- [Task requirements]: Work out how many lines of the records hold the string "label", and reply with that number alone.
[Material for this task start]
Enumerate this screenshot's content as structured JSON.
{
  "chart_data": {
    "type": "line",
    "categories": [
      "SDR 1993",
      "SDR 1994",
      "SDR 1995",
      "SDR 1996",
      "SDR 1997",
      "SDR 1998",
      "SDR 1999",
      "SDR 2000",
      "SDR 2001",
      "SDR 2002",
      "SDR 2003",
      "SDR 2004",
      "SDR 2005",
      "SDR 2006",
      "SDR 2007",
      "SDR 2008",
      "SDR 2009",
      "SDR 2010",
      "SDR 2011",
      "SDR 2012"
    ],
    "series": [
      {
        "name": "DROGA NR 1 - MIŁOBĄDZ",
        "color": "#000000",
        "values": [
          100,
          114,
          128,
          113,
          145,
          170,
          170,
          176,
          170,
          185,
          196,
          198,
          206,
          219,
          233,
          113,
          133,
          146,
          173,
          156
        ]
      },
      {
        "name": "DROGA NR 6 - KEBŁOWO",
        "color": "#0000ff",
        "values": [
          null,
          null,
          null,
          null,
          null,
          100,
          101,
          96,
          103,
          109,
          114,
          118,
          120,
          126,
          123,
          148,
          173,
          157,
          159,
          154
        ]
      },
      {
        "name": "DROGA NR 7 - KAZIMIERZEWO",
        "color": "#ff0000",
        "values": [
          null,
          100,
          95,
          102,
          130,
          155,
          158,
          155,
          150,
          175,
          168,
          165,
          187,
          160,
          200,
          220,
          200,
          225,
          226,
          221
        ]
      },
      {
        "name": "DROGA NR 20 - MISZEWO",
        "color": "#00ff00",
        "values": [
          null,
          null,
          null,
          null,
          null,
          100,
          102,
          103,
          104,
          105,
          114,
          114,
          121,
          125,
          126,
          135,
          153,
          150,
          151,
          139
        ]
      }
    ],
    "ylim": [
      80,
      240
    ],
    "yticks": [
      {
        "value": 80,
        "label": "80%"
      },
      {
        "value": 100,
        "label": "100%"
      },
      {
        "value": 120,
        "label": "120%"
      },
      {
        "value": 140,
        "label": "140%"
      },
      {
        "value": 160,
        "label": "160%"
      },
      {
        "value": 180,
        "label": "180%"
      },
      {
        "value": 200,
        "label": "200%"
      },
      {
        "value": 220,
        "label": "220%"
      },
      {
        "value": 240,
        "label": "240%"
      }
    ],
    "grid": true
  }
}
[Material for this task end]
- [Response to the exercise]: 9